→ **Stored data**
○ ○ ○
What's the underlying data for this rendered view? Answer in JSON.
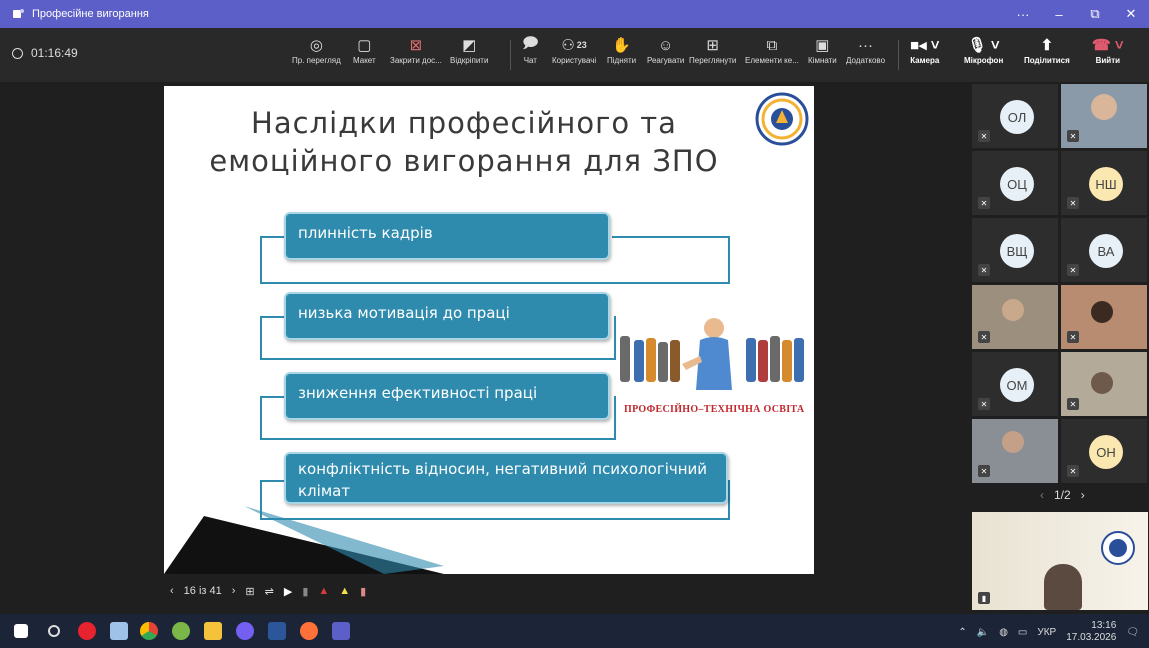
{
  "window": {
    "title": "Професійне вигорання",
    "more": "···",
    "minimize": "–",
    "restore": "⧉",
    "close": "✕"
  },
  "toolbar": {
    "timer": "01:16:49",
    "items": [
      {
        "label": "Пр. перегляд",
        "icon": "eye-icon"
      },
      {
        "label": "Макет",
        "icon": "layout-icon"
      },
      {
        "label": "Закрити дос...",
        "icon": "stop-share-icon"
      },
      {
        "label": "Відкріпити",
        "icon": "unpin-icon"
      },
      {
        "label": "Чат",
        "icon": "chat-icon"
      },
      {
        "label": "Користувачі",
        "icon": "people-icon",
        "count": "23"
      },
      {
        "label": "Підняти",
        "icon": "hand-icon"
      },
      {
        "label": "Реагувати",
        "icon": "smile-icon"
      },
      {
        "label": "Переглянути",
        "icon": "grid-icon"
      },
      {
        "label": "Елементи ке...",
        "icon": "apps-icon"
      },
      {
        "label": "Кімнати",
        "icon": "rooms-icon"
      },
      {
        "label": "Додатково",
        "icon": "more-icon"
      }
    ],
    "camera": "Камера",
    "mic": "Мікрофон",
    "share": "Поділитися",
    "leave": "Вийти"
  },
  "slide": {
    "title_line1": "Наслідки професійного та",
    "title_line2": "емоційного вигорання для ЗПО",
    "items": [
      "плинність кадрів",
      "низька мотивація до праці",
      "зниження ефективності праці",
      "конфліктність відносин, негативний психологічний клімат"
    ],
    "promo_caption": "ПРОФЕСІЙНО–ТЕХНІЧНА ОСВІТА"
  },
  "slide_controls": {
    "page": "16 із 41"
  },
  "participants": [
    {
      "initials": "ОЛ",
      "photo": false
    },
    {
      "initials": "",
      "photo": true
    },
    {
      "initials": "ОЦ",
      "photo": false
    },
    {
      "initials": "НШ",
      "photo": false,
      "yellow": true
    },
    {
      "initials": "ВЩ",
      "photo": false
    },
    {
      "initials": "ВА",
      "photo": false
    },
    {
      "initials": "",
      "photo": true
    },
    {
      "initials": "",
      "photo": true
    },
    {
      "initials": "ОМ",
      "photo": false
    },
    {
      "initials": "",
      "photo": true
    },
    {
      "initials": "",
      "photo": true
    },
    {
      "initials": "ОН",
      "photo": false,
      "yellow": true
    }
  ],
  "pager": {
    "text": "1/2"
  },
  "taskbar": {
    "language": "УКР",
    "time": "13:16",
    "date": "17.03.2026"
  },
  "colors": {
    "titlebar": "#5b5fc7",
    "accent": "#2e8bad",
    "leave": "#c4314b"
  }
}
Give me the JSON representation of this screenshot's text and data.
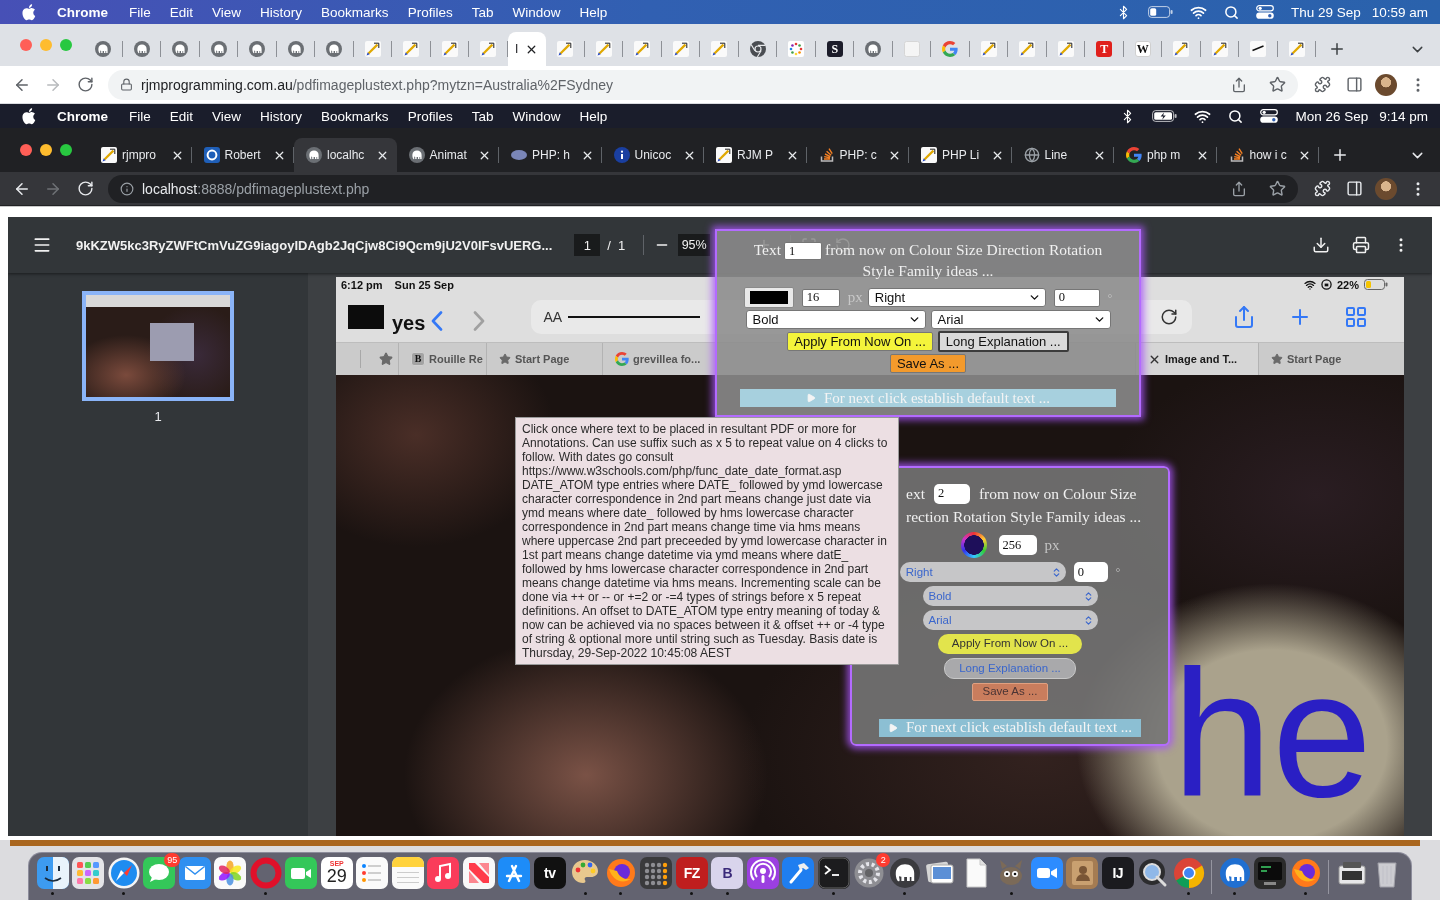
{
  "outer_menubar": {
    "menus": [
      "Chrome",
      "File",
      "Edit",
      "View",
      "History",
      "Bookmarks",
      "Profiles",
      "Tab",
      "Window",
      "Help"
    ],
    "charging": false,
    "date": "Thu 29 Sep",
    "time": "10:59 am"
  },
  "outer_tabs": [
    {
      "kind": "elephant",
      "selected": false
    },
    {
      "kind": "elephant",
      "selected": false
    },
    {
      "kind": "elephant",
      "selected": false
    },
    {
      "kind": "elephant",
      "selected": false
    },
    {
      "kind": "elephant",
      "selected": false
    },
    {
      "kind": "elephant",
      "selected": false
    },
    {
      "kind": "elephant",
      "selected": false
    },
    {
      "kind": "pen",
      "selected": false
    },
    {
      "kind": "pen",
      "selected": false
    },
    {
      "kind": "pen",
      "selected": false
    },
    {
      "kind": "pen",
      "selected": false
    },
    {
      "kind": "none",
      "title": "I",
      "selected": true
    },
    {
      "kind": "pen",
      "selected": false
    },
    {
      "kind": "pen",
      "selected": false
    },
    {
      "kind": "pen",
      "selected": false
    },
    {
      "kind": "pen",
      "selected": false
    },
    {
      "kind": "pen",
      "selected": false
    },
    {
      "kind": "aperture",
      "selected": false
    },
    {
      "kind": "dots",
      "selected": false
    },
    {
      "kind": "letter",
      "letter": "S",
      "color": "#1c1c2a",
      "selected": false
    },
    {
      "kind": "elephant",
      "selected": false
    },
    {
      "kind": "blank",
      "selected": false
    },
    {
      "kind": "google",
      "selected": false
    },
    {
      "kind": "pen",
      "selected": false
    },
    {
      "kind": "pen",
      "selected": false
    },
    {
      "kind": "pen",
      "selected": false
    },
    {
      "kind": "letter",
      "letter": "T",
      "color": "#e0201c",
      "selected": false
    },
    {
      "kind": "letter",
      "letter": "W",
      "color": "#ffffff",
      "selected": false
    },
    {
      "kind": "pen",
      "selected": false
    },
    {
      "kind": "pen",
      "selected": false
    },
    {
      "kind": "line",
      "selected": false
    },
    {
      "kind": "pen",
      "selected": false
    }
  ],
  "outer_address": {
    "forward_disabled": true,
    "host": "rjmprogramming.com.au",
    "path": "/pdfimageplustext.php?mytzn=Australia%2FSydney"
  },
  "inner_menubar": {
    "menus": [
      "Chrome",
      "File",
      "Edit",
      "View",
      "History",
      "Bookmarks",
      "Profiles",
      "Tab",
      "Window",
      "Help"
    ],
    "charging": true,
    "date": "Mon 26 Sep",
    "time": "9:14 pm"
  },
  "inner_tabs": [
    {
      "kind": "pen",
      "title": "rjmpro",
      "selected": false
    },
    {
      "kind": "ring",
      "title": "Robert",
      "selected": false
    },
    {
      "kind": "elephant",
      "title": "localhc",
      "selected": true
    },
    {
      "kind": "elephant",
      "title": "Animat",
      "selected": false
    },
    {
      "kind": "oval",
      "title": "PHP: h",
      "selected": false
    },
    {
      "kind": "info",
      "title": "Unicoc",
      "selected": false
    },
    {
      "kind": "pen",
      "title": "RJM P",
      "selected": false
    },
    {
      "kind": "stack",
      "title": "PHP: c",
      "selected": false
    },
    {
      "kind": "pen",
      "title": "PHP Li",
      "selected": false
    },
    {
      "kind": "globe",
      "title": "Line",
      "selected": false
    },
    {
      "kind": "google",
      "title": "php m",
      "selected": false
    },
    {
      "kind": "stack",
      "title": "how i c",
      "selected": false
    }
  ],
  "inner_address": {
    "forward_disabled": true,
    "host": "localhost",
    "path": ":8888/pdfimageplustext.php"
  },
  "pdf_toolbar": {
    "title": "9kKZW5kc3RyZWFtCmVuZG9iagoyIDAgb2JqCjw8Ci9Qcm9jU2V0IFsvUERG...",
    "page": "1",
    "separator": "/",
    "page_count": "1",
    "zoom": "95%"
  },
  "sidebar": {
    "thumbnails": [
      {
        "label": "1",
        "selected": true
      }
    ]
  },
  "page": {
    "status": {
      "time": "6:12 pm",
      "date": "Sun 25 Sep",
      "battery": "22%"
    },
    "toolbar": {
      "note": "yes",
      "reader_label": "AA"
    },
    "tabs": [
      {
        "kind": "letter",
        "letter": "B",
        "color": "#a3a3a3",
        "title": "Rouille Re",
        "selected": false
      },
      {
        "kind": "star",
        "title": "Start Page",
        "selected": false
      },
      {
        "kind": "google",
        "title": "grevillea fo...",
        "selected": false
      },
      {
        "title": "Image and T...",
        "selected": true
      },
      {
        "kind": "star",
        "title": "Start Page",
        "selected": false
      }
    ],
    "overlay_text": "he"
  },
  "dialog_1": {
    "label": "Text",
    "text_value": "1",
    "prompt": "from now on Colour Size Direction Rotation Style Family ideas ...",
    "color": "#000000",
    "size_value": "16",
    "size_unit": "px",
    "direction": "Right",
    "rotation_value": "0",
    "rotation_unit": "°",
    "style": "Bold",
    "family": "Arial",
    "button_rows": [
      [
        {
          "kind": "apply",
          "label": "Apply From Now On ..."
        },
        {
          "kind": "explain",
          "label": "Long Explanation ..."
        }
      ],
      [
        {
          "kind": "save",
          "label": "Save As ..."
        }
      ]
    ],
    "summary": "For next click establish default text ..."
  },
  "tooltip": {
    "text": "Click once where text to be placed in resultant PDF or more for Annotations. Can use suffix such as x 5 to repeat value on 4 clicks to follow. With dates go consult https://www.w3schools.com/php/func_date_date_format.asp DATE_ATOM type entries where DATE_ followed by ymd lowercase character correspondence in 2nd part means change just date via ymd means where date_ followed by hms lowercase character correspondence in 2nd part means change time via hms means where uppercase 2nd part preceeded by ymd lowercase character in 1st part means change datetime via ymd means where datE_ followed by hms lowercase character correspondence in 2nd part means change datetime via hms means. Incrementing scale can be done via ++ or -- or +=2 or -=4 types of strings before x 5 repeat definitions. An offset to DATE_ATOM type entry meaning of today & now can be achieved via no spaces between it & offset ++ or -4 type of string & optional more until string such as Tuesday. Basis date is Thursday, 29-Sep-2022 10:45:08 AEST"
  },
  "dialog_2": {
    "label": "ext",
    "text_value": "2",
    "prompt_lines": [
      "from now on Colour Size",
      "rection Rotation Style Family ideas ..."
    ],
    "color": "#1e0f5a",
    "size_value": "256",
    "size_unit": "px",
    "direction": "Right",
    "rotation_value": "0",
    "rotation_unit": "°",
    "style": "Bold",
    "family": "Arial",
    "button_rows": [
      [
        {
          "kind": "apply",
          "label": "Apply From Now On ..."
        }
      ],
      [
        {
          "kind": "explain",
          "label": "Long Explanation ..."
        }
      ],
      [
        {
          "kind": "save",
          "label": "Save As ..."
        }
      ]
    ],
    "summary": "For next click establish default text ..."
  },
  "dock": {
    "items": [
      {
        "kind": "face",
        "running": true
      },
      {
        "kind": "grid",
        "running": false
      },
      {
        "kind": "compass",
        "running": true
      },
      {
        "kind": "bubble",
        "badge": "95",
        "running": false
      },
      {
        "kind": "envelope",
        "running": false
      },
      {
        "kind": "flower",
        "running": false
      },
      {
        "kind": "ring",
        "running": true
      },
      {
        "kind": "camera",
        "running": false
      },
      {
        "kind": "calendar",
        "month": "SEP",
        "day": "29",
        "running": false
      },
      {
        "kind": "checklist",
        "running": false
      },
      {
        "kind": "notepad",
        "running": false
      },
      {
        "kind": "note",
        "running": false
      },
      {
        "kind": "ribbon",
        "running": false
      },
      {
        "kind": "strokes",
        "running": false
      },
      {
        "kind": "label",
        "label": "tv",
        "color": "#111111",
        "running": false
      },
      {
        "kind": "palette",
        "running": true
      },
      {
        "kind": "fox",
        "running": true
      },
      {
        "kind": "calculator",
        "running": false
      },
      {
        "kind": "label",
        "label": "FZ",
        "color": "#bf1e1e",
        "running": true
      },
      {
        "kind": "label",
        "label": "B",
        "color": "#d9d4ec",
        "running": true
      },
      {
        "kind": "podcast",
        "running": false
      },
      {
        "kind": "hammer",
        "running": false
      },
      {
        "kind": "terminal",
        "running": true
      },
      {
        "kind": "gear",
        "badge": "2",
        "running": false
      },
      {
        "kind": "elephant",
        "running": true
      },
      {
        "kind": "photos",
        "running": false
      },
      {
        "kind": "document",
        "running": false
      },
      {
        "kind": "critter",
        "running": true
      },
      {
        "kind": "videocall",
        "running": false
      },
      {
        "kind": "book",
        "running": false
      },
      {
        "kind": "label",
        "label": "IJ",
        "color": "#1b1b1f",
        "running": false
      },
      {
        "kind": "lens",
        "running": false
      },
      {
        "kind": "browser",
        "running": true
      },
      {
        "kind": "separator"
      },
      {
        "kind": "elephant2",
        "running": true
      },
      {
        "kind": "console",
        "running": false
      },
      {
        "kind": "fox",
        "running": true
      },
      {
        "kind": "separator"
      },
      {
        "kind": "tray",
        "running": false
      },
      {
        "kind": "trash",
        "running": false
      }
    ]
  }
}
○ ○ ○
→ **What you have to do**
Out of the records, collect only those lines that contain the string "host".

→ **Task result**
    "host": "rjmprogramming.com.au",
    "host": "localhost",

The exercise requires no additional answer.